§ What this task involves:
Copy every one of the entries below word for word, keeping each line and its numbers unchanged.

§ Records shown:

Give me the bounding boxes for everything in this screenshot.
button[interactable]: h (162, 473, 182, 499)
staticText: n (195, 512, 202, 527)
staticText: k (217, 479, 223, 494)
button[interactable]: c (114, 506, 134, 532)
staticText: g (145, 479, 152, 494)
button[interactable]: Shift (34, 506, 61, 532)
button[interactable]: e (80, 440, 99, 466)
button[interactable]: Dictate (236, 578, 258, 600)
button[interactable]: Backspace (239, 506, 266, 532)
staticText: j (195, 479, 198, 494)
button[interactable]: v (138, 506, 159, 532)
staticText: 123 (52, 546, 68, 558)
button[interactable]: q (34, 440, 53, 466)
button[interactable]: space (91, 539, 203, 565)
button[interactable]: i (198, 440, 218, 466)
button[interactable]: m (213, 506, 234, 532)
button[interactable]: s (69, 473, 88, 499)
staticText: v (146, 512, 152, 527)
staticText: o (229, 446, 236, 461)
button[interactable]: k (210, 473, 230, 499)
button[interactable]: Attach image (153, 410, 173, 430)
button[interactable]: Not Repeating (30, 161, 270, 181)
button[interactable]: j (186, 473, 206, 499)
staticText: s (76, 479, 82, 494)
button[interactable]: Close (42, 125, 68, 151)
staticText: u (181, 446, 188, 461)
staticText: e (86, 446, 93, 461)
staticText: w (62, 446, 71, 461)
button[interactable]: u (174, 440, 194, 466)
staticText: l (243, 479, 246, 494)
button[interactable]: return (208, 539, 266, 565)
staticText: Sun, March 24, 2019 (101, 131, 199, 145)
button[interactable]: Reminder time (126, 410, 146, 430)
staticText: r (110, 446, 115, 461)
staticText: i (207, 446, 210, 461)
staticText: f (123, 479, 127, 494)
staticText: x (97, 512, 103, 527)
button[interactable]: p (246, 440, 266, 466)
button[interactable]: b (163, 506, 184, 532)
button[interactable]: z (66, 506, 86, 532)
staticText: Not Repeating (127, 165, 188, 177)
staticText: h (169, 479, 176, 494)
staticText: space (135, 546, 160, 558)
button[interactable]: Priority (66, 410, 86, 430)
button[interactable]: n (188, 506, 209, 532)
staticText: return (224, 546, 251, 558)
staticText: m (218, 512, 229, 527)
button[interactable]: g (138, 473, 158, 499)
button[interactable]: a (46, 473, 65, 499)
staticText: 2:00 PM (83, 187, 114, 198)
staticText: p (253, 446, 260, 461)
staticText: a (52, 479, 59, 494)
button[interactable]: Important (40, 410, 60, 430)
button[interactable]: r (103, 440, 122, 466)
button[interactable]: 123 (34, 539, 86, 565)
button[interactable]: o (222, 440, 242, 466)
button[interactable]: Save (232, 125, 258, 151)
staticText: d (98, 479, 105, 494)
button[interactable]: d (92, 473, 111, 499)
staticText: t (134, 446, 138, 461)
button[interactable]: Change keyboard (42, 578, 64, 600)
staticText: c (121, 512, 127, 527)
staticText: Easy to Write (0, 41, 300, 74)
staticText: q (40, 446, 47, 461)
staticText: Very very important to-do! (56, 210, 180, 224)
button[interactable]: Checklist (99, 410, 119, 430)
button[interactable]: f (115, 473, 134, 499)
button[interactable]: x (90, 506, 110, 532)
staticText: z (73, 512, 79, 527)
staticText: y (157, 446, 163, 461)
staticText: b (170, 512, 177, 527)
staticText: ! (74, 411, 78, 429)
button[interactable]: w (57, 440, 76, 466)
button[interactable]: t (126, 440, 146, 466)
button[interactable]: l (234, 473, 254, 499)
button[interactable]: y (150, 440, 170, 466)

§ Task output:
Give me the bounding boxes for everything in this screenshot.
button[interactable]: h (162, 473, 182, 499)
staticText: n (195, 512, 202, 527)
staticText: k (217, 479, 223, 494)
button[interactable]: c (114, 506, 134, 532)
staticText: g (145, 479, 152, 494)
button[interactable]: Shift (34, 506, 61, 532)
button[interactable]: e (80, 440, 99, 466)
button[interactable]: Dictate (236, 578, 258, 600)
button[interactable]: Backspace (239, 506, 266, 532)
staticText: j (195, 479, 198, 494)
button[interactable]: v (138, 506, 159, 532)
staticText: 123 (52, 546, 68, 558)
button[interactable]: q (34, 440, 53, 466)
button[interactable]: space (91, 539, 203, 565)
button[interactable]: i (198, 440, 218, 466)
button[interactable]: m (213, 506, 234, 532)
button[interactable]: s (69, 473, 88, 499)
staticText: v (146, 512, 152, 527)
staticText: o (229, 446, 236, 461)
button[interactable]: k (210, 473, 230, 499)
button[interactable]: Attach image (153, 410, 173, 430)
button[interactable]: Not Repeating (30, 161, 270, 181)
button[interactable]: j (186, 473, 206, 499)
staticText: s (76, 479, 82, 494)
button[interactable]: Close (42, 125, 68, 151)
staticText: u (181, 446, 188, 461)
staticText: e (86, 446, 93, 461)
staticText: w (62, 446, 71, 461)
button[interactable]: u (174, 440, 194, 466)
staticText: l (243, 479, 246, 494)
button[interactable]: return (208, 539, 266, 565)
staticText: Sun, March 24, 2019 (101, 131, 199, 145)
button[interactable]: Reminder time (126, 410, 146, 430)
staticText: r (110, 446, 115, 461)
staticText: i (207, 446, 210, 461)
staticText: f (123, 479, 127, 494)
staticText: x (97, 512, 103, 527)
button[interactable]: p (246, 440, 266, 466)
button[interactable]: b (163, 506, 184, 532)
button[interactable]: z (66, 506, 86, 532)
staticText: Not Repeating (127, 165, 188, 177)
staticText: h (169, 479, 176, 494)
staticText: space (135, 546, 160, 558)
button[interactable]: Priority (66, 410, 86, 430)
button[interactable]: n (188, 506, 209, 532)
staticText: return (224, 546, 251, 558)
staticText: m (218, 512, 229, 527)
button[interactable]: g (138, 473, 158, 499)
button[interactable]: a (46, 473, 65, 499)
staticText: 2:00 PM (83, 187, 114, 198)
staticText: p (253, 446, 260, 461)
staticText: a (52, 479, 59, 494)
button[interactable]: Important (40, 410, 60, 430)
button[interactable]: r (103, 440, 122, 466)
button[interactable]: 123 (34, 539, 86, 565)
button[interactable]: o (222, 440, 242, 466)
button[interactable]: Save (232, 125, 258, 151)
staticText: d (98, 479, 105, 494)
button[interactable]: d (92, 473, 111, 499)
staticText: t (134, 446, 138, 461)
button[interactable]: Change keyboard (42, 578, 64, 600)
staticText: c (121, 512, 127, 527)
staticText: Easy to Write (0, 41, 300, 74)
staticText: q (40, 446, 47, 461)
staticText: Very very important to-do! (56, 210, 180, 224)
button[interactable]: Checklist (99, 410, 119, 430)
button[interactable]: f (115, 473, 134, 499)
button[interactable]: x (90, 506, 110, 532)
staticText: z (73, 512, 79, 527)
staticText: y (157, 446, 163, 461)
staticText: b (170, 512, 177, 527)
staticText: ! (74, 411, 78, 429)
button[interactable]: w (57, 440, 76, 466)
button[interactable]: t (126, 440, 146, 466)
button[interactable]: l (234, 473, 254, 499)
button[interactable]: y (150, 440, 170, 466)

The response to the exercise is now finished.